Exercise goal: Among the records that follow, count the lines with the string "Faculty"; report only that count.
——
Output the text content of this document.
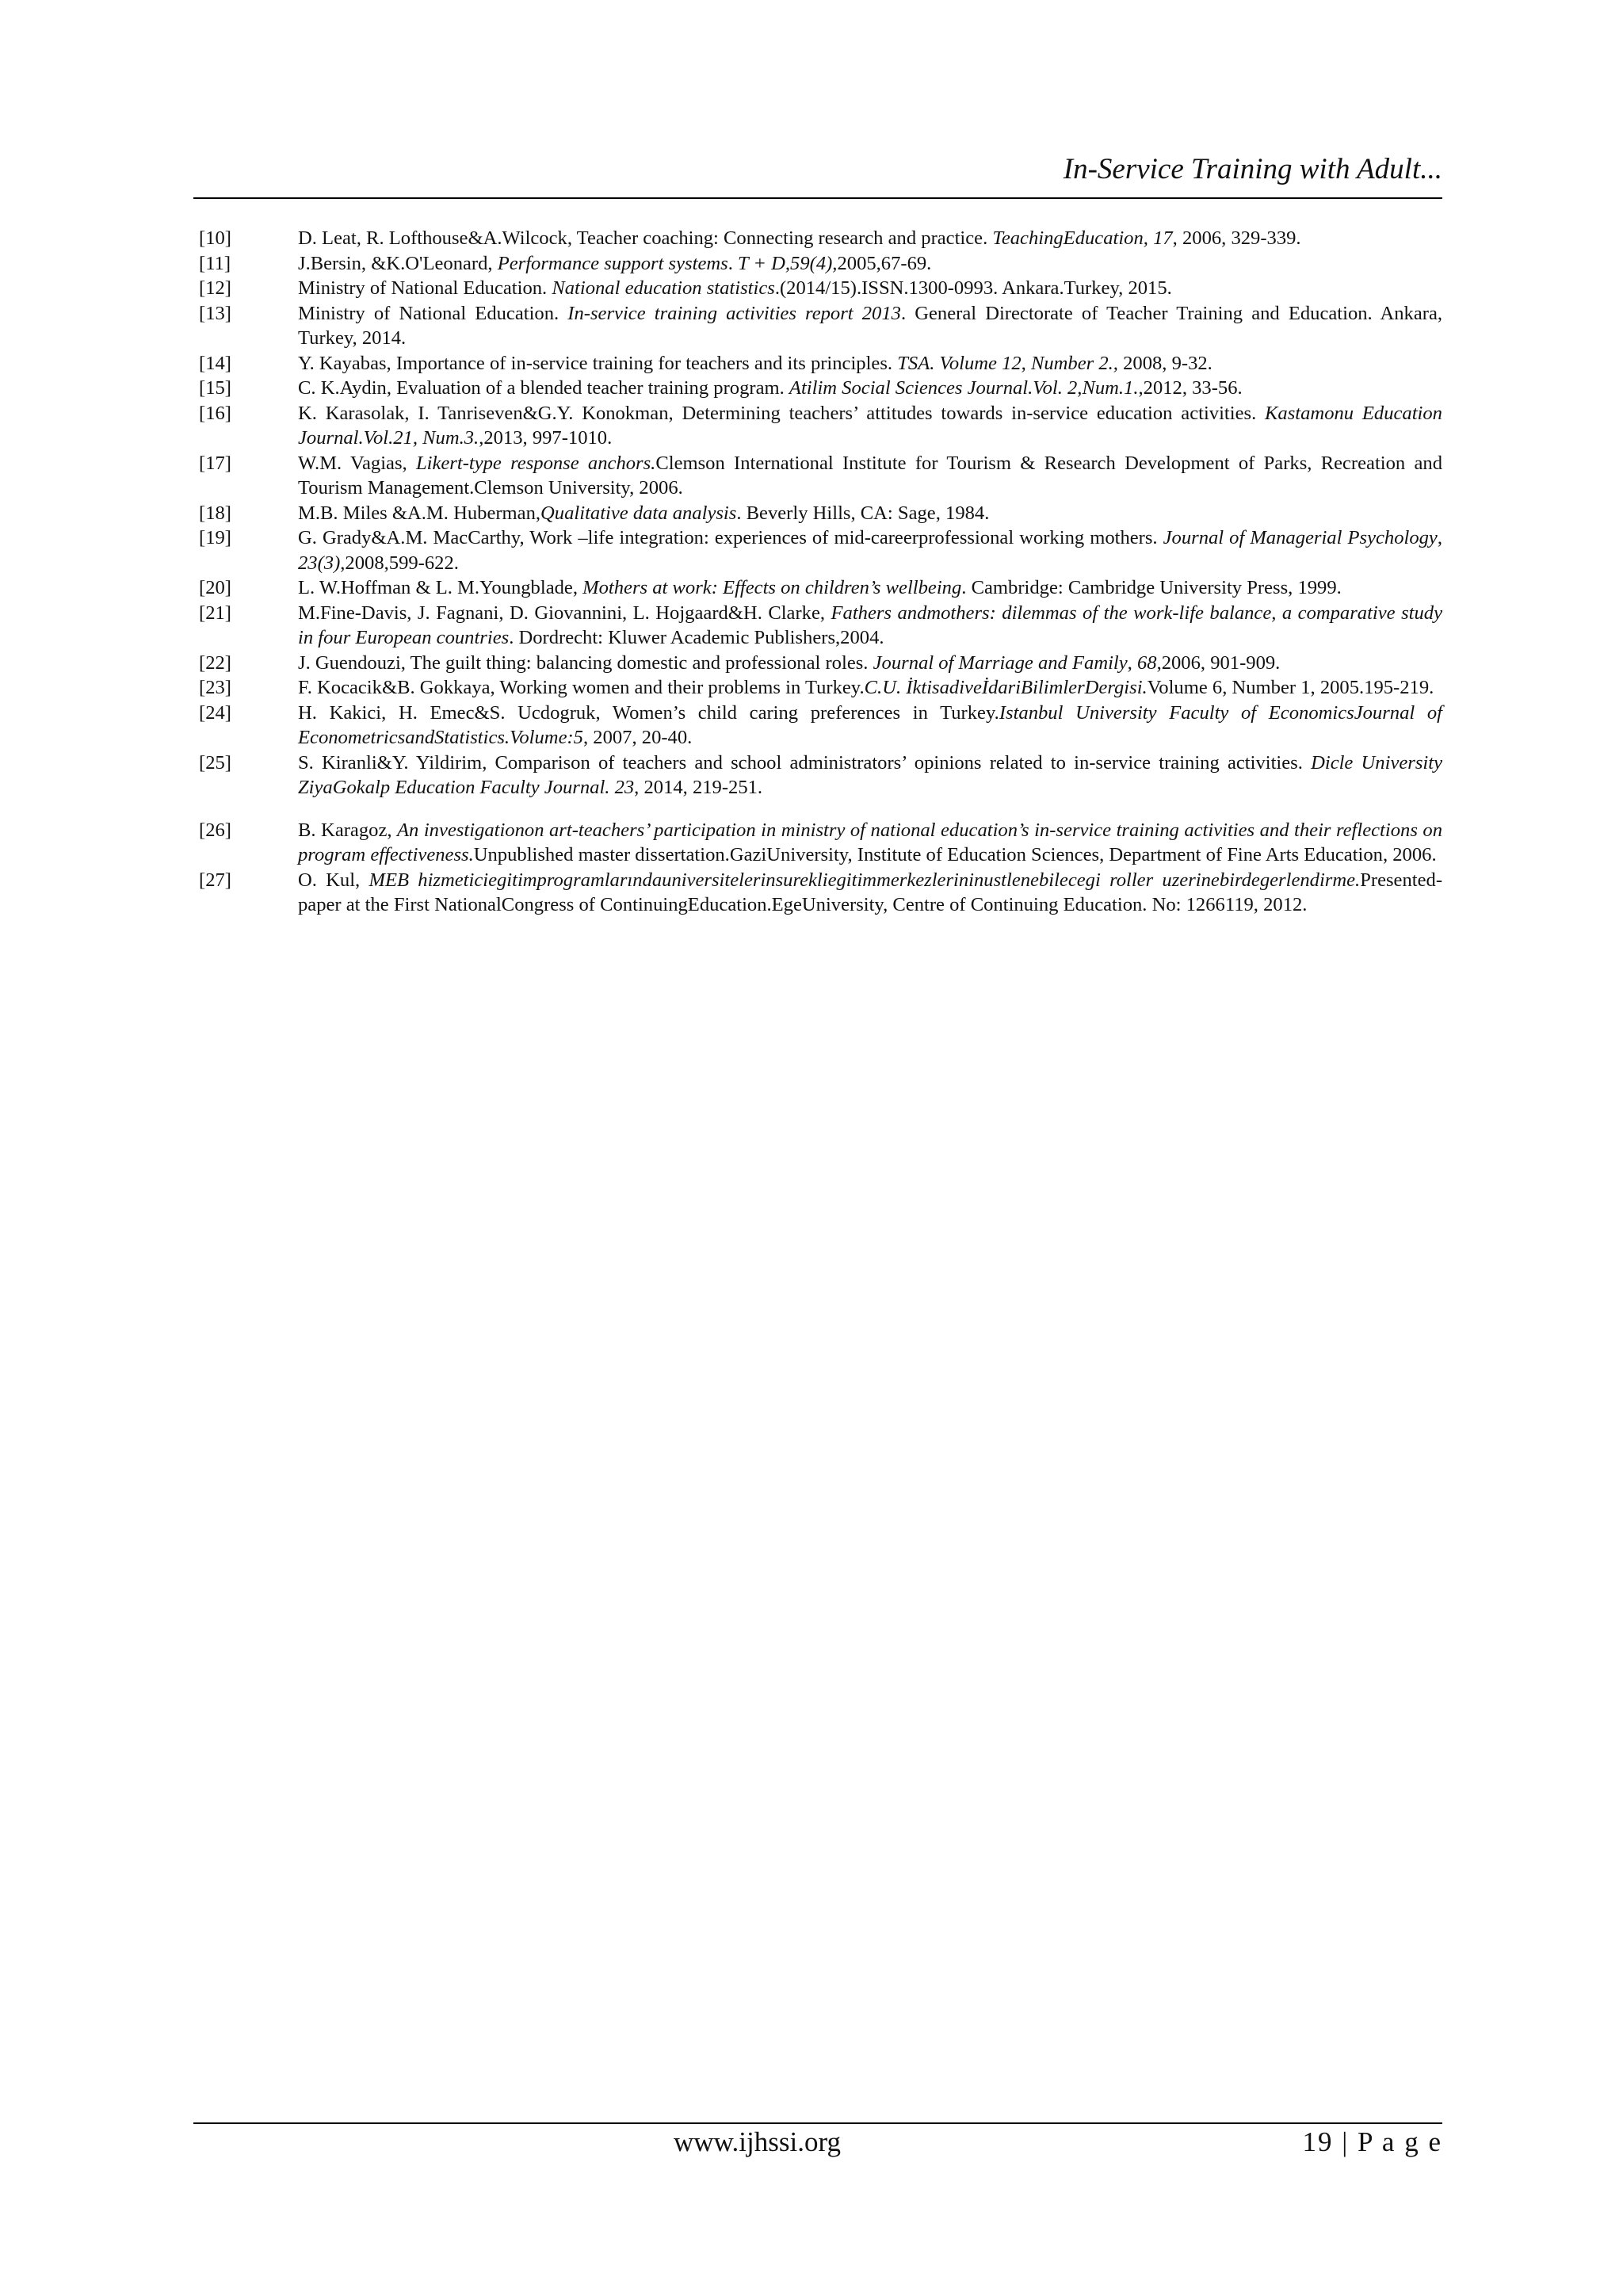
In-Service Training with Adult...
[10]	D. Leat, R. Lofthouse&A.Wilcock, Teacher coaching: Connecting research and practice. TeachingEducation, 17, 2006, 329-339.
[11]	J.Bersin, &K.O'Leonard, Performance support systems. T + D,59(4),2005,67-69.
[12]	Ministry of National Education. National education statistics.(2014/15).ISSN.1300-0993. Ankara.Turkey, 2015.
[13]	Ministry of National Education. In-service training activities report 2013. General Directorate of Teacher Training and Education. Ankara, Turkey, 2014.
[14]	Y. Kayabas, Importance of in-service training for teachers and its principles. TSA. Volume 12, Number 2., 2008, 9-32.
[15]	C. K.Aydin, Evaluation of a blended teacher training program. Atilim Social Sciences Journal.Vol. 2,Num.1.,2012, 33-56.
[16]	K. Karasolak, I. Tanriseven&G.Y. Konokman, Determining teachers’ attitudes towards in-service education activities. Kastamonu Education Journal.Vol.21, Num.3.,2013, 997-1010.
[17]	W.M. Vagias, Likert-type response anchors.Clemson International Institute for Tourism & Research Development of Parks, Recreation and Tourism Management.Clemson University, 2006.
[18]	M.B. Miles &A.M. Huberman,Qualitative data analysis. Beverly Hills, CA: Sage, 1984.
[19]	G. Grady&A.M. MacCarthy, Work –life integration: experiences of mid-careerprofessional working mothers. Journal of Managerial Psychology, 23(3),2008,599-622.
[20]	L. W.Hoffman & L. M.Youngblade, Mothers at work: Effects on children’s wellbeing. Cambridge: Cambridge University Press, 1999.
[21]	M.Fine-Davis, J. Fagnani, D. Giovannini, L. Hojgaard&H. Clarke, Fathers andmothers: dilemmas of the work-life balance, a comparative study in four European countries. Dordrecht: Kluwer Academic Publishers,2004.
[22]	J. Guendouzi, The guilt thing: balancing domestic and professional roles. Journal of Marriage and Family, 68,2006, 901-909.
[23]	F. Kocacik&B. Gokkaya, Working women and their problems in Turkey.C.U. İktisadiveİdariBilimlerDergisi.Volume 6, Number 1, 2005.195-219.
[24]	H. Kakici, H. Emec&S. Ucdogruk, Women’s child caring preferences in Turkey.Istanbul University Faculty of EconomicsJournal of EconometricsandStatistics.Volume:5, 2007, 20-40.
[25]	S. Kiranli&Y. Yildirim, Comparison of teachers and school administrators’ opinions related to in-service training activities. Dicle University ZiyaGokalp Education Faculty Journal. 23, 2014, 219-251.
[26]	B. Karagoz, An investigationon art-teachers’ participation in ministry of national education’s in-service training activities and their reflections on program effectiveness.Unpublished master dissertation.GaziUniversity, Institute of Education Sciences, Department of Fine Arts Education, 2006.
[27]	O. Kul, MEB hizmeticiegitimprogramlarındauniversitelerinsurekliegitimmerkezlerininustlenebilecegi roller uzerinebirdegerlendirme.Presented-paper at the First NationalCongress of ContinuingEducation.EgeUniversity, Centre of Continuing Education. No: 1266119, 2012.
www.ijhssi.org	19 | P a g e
——
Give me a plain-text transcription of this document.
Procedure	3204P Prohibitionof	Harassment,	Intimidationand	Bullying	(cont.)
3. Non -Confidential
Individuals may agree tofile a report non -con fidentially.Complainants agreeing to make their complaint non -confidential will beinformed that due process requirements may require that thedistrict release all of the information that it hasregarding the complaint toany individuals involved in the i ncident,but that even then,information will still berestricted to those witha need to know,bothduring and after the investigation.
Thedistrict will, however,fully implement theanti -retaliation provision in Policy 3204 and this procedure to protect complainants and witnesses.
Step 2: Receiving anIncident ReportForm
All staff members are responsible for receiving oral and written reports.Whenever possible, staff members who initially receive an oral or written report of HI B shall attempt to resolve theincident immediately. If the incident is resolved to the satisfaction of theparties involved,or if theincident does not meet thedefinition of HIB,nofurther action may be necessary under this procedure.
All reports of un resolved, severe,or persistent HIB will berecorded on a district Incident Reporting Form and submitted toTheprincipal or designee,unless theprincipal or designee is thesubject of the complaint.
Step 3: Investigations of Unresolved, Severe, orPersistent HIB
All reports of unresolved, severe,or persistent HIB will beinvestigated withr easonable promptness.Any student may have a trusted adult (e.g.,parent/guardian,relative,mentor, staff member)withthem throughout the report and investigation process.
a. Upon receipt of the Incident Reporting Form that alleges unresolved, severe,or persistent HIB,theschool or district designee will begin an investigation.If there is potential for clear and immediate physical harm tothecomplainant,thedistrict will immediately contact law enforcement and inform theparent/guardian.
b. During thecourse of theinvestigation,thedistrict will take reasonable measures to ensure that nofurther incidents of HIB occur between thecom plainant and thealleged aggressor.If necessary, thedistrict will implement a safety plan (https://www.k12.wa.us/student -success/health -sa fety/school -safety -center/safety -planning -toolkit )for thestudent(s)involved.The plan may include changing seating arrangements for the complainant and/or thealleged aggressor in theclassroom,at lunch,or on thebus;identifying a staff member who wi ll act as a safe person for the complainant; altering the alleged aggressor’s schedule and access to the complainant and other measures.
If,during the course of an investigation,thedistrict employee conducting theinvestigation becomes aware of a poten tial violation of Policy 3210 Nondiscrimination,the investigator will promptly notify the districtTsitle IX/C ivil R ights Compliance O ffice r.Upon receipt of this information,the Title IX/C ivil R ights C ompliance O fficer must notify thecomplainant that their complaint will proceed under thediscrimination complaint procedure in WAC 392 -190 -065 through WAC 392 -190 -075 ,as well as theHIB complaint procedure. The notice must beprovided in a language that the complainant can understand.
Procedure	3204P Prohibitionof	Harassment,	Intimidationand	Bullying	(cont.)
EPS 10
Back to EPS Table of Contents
——
Finished task: 2